● Saved data entries:
════════════════════

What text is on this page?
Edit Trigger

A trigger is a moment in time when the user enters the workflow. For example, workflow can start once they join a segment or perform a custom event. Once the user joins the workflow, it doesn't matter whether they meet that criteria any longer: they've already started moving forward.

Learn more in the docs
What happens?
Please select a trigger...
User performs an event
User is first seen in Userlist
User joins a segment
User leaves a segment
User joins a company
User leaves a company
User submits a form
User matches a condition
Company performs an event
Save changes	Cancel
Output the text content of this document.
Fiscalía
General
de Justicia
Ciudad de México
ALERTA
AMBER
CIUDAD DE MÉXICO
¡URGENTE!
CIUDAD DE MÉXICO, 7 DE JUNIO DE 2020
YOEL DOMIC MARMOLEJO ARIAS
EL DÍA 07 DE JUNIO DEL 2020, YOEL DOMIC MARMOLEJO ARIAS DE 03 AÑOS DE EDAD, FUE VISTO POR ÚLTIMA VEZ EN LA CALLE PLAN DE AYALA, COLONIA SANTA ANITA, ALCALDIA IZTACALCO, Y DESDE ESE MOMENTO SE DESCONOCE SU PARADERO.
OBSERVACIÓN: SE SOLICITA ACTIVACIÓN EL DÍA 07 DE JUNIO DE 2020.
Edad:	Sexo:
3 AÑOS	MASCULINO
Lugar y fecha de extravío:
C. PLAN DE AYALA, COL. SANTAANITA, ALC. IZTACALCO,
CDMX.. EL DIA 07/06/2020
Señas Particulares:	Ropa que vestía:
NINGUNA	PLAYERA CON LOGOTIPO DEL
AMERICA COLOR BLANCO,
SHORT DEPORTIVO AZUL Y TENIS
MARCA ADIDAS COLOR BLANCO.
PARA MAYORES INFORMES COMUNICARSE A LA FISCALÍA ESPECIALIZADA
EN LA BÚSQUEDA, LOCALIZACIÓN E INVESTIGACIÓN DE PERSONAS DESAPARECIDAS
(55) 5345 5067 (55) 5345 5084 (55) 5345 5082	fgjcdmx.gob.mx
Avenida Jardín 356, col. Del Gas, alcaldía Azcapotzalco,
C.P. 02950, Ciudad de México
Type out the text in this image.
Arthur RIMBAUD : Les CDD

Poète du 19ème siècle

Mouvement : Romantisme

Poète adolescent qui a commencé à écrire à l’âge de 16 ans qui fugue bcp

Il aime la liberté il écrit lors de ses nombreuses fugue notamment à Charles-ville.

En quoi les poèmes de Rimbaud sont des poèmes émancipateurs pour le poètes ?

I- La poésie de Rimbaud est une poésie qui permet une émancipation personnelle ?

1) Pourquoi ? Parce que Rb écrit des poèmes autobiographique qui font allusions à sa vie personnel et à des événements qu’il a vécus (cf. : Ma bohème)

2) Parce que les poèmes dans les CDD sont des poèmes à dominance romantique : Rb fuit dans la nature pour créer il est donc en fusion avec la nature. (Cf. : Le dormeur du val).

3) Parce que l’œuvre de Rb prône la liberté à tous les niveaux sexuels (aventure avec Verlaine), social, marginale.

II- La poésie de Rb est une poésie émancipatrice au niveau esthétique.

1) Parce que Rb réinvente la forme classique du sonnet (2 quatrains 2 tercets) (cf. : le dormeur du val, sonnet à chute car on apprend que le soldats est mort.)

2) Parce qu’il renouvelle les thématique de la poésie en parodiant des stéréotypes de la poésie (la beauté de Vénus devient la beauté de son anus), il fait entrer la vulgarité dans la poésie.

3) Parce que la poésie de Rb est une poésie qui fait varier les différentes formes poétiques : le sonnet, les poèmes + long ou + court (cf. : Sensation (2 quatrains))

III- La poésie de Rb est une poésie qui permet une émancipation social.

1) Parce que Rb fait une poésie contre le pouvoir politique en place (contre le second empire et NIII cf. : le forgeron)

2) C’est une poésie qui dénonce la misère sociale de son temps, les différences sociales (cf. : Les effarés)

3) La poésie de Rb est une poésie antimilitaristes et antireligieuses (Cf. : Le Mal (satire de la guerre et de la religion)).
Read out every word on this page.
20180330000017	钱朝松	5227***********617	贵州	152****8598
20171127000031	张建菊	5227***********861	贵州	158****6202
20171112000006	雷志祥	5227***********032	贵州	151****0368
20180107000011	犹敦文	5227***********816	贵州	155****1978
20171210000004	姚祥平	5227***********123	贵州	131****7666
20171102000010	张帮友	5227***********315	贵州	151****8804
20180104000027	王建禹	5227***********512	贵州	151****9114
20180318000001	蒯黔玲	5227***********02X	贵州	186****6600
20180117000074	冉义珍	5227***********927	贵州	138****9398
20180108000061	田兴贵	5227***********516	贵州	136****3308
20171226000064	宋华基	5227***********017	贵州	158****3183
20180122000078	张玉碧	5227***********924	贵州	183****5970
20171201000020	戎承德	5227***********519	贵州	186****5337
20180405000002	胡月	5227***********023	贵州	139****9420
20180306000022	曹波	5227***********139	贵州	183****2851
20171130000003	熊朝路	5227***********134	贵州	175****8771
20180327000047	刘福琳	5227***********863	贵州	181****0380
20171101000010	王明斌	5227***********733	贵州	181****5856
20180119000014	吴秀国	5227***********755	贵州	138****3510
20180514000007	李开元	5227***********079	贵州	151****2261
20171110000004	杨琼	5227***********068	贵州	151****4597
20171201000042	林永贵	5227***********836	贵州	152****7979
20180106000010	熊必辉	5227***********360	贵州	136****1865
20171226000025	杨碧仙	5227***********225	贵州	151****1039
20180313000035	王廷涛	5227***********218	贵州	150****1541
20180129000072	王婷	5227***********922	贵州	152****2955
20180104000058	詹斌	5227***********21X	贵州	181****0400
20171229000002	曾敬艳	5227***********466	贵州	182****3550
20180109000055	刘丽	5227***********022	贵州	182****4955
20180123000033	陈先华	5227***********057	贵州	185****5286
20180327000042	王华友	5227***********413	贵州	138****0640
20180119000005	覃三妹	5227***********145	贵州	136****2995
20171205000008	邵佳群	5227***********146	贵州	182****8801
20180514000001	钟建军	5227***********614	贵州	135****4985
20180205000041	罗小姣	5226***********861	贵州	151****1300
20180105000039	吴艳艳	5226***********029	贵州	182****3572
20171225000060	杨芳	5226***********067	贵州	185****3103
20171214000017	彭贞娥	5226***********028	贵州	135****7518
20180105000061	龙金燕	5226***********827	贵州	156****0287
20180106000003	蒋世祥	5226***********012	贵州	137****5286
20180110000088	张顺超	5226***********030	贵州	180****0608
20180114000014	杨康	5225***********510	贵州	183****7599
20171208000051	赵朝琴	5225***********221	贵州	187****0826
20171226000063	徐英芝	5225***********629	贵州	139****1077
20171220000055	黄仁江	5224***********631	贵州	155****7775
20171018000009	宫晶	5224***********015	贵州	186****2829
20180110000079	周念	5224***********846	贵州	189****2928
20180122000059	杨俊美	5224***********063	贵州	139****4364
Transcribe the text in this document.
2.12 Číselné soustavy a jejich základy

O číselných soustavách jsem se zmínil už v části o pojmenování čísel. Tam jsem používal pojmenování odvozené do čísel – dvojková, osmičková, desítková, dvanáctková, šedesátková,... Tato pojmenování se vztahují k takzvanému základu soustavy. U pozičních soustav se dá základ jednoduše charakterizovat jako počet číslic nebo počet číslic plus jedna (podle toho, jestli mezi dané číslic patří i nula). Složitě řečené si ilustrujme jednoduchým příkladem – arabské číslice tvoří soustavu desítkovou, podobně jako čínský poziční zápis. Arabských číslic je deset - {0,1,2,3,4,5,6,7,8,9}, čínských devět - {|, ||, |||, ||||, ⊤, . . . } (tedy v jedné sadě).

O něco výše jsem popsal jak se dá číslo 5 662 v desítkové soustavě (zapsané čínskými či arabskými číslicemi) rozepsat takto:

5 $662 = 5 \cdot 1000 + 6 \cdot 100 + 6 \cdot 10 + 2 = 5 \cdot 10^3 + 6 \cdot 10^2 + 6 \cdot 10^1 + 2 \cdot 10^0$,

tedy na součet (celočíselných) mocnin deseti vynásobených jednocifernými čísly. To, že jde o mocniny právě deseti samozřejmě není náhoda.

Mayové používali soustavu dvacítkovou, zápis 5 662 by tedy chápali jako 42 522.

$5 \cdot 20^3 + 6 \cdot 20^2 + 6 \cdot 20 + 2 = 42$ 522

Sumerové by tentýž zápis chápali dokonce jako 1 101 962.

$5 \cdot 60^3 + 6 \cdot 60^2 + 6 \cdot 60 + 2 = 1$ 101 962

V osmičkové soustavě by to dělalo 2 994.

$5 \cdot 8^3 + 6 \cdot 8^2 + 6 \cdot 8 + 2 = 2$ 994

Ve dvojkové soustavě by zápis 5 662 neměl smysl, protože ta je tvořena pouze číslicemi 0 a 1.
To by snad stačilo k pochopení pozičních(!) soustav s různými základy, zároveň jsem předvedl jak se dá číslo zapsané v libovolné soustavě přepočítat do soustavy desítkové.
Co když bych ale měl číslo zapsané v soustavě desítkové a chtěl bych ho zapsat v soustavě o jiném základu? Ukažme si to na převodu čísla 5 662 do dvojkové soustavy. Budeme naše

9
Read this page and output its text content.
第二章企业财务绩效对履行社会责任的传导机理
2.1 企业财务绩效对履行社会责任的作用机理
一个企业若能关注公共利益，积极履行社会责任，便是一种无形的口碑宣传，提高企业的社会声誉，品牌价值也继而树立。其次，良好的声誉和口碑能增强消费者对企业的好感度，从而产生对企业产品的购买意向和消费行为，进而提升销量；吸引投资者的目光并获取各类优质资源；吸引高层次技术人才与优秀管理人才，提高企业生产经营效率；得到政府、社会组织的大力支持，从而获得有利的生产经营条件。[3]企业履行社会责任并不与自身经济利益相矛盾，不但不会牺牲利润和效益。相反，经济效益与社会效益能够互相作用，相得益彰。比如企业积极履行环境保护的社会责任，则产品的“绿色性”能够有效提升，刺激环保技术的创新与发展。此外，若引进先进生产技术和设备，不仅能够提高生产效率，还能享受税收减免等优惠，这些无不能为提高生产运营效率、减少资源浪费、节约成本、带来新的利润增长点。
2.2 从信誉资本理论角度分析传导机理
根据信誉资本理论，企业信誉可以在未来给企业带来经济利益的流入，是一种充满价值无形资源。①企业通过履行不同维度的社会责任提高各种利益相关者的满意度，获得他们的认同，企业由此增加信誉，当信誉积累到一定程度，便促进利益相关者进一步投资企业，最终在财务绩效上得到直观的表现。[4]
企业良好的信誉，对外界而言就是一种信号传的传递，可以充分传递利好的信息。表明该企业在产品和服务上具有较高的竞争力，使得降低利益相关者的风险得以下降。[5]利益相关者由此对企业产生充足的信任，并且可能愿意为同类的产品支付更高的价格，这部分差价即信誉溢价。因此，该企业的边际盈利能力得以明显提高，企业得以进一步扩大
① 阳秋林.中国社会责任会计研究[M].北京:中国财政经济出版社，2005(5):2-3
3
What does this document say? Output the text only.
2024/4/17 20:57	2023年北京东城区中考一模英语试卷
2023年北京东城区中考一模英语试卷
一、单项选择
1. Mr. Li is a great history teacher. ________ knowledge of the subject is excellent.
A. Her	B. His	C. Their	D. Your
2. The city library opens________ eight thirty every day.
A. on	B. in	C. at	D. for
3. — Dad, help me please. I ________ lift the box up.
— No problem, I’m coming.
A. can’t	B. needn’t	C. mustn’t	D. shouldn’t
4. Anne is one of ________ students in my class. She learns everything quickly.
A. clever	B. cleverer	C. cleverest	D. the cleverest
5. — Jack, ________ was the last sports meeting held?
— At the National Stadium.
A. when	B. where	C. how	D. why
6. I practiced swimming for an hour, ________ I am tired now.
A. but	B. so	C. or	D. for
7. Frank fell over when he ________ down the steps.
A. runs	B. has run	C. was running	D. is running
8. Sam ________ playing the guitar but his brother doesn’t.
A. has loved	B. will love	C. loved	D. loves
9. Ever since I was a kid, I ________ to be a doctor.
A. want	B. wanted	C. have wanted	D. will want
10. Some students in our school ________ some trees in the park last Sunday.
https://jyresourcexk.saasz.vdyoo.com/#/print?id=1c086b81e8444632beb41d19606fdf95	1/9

════════════════════

● Written request: List every line above containing the word "quatrains".

● Task response:
1) Parce que Rb réinvente la forme classique du sonnet (2 quatrains 2 tercets) (cf. : le dormeur du val, sonnet à chute car on apprend que le soldats est mort.)
3) Parce que la poésie de Rb est une poésie qui fait varier les différentes formes poétiques : le sonnet, les poèmes + long ou + court (cf. : Sensation (2 quatrains))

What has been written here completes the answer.